# To be done
Among the records below, find each line that includes the string "reflex" and copy it.

──────────────────────────────

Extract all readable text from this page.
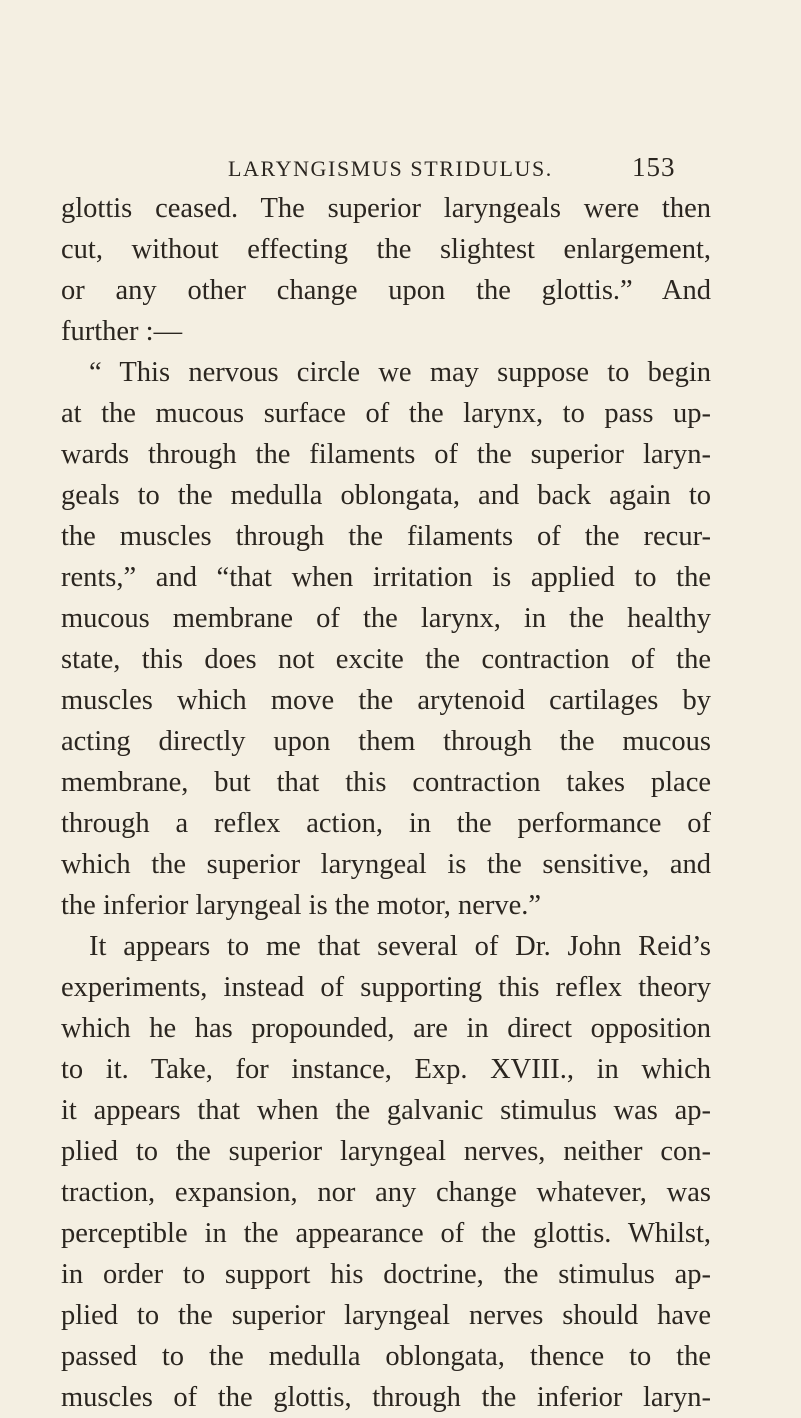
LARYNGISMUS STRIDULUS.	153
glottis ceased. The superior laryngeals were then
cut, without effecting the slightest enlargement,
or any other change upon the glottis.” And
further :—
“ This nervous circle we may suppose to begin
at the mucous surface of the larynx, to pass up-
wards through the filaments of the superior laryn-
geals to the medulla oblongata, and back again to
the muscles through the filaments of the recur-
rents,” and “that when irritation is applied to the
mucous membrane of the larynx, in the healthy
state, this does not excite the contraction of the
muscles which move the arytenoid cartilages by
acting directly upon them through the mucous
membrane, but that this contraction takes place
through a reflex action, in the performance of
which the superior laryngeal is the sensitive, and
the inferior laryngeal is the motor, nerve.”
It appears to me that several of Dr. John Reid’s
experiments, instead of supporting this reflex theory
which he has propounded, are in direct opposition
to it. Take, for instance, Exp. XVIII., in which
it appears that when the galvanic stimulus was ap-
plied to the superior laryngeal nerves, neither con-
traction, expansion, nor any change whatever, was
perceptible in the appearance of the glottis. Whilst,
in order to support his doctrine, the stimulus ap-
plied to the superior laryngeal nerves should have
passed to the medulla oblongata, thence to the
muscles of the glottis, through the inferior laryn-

──────────────────────────────

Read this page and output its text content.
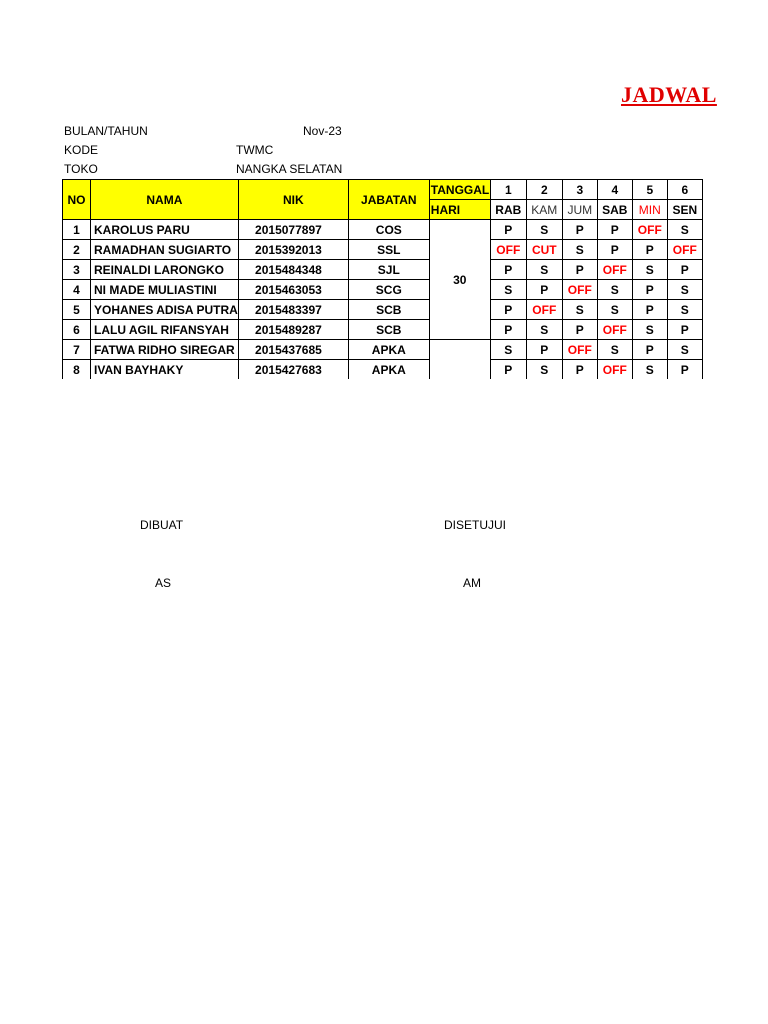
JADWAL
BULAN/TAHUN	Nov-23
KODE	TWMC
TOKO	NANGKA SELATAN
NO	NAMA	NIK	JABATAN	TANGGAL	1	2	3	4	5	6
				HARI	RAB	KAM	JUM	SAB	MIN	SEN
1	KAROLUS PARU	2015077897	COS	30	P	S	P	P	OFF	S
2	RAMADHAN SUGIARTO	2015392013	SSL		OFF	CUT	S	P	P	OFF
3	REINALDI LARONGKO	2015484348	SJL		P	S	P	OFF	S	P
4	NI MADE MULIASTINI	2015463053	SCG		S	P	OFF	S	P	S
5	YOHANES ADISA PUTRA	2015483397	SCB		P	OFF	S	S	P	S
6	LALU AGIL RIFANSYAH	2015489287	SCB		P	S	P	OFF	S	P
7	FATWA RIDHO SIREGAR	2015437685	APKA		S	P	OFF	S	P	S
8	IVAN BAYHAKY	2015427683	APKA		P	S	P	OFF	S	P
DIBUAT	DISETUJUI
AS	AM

──────────────────────────────

# Response below
through a reflex action, in the performance of
experiments, instead of supporting this reflex theory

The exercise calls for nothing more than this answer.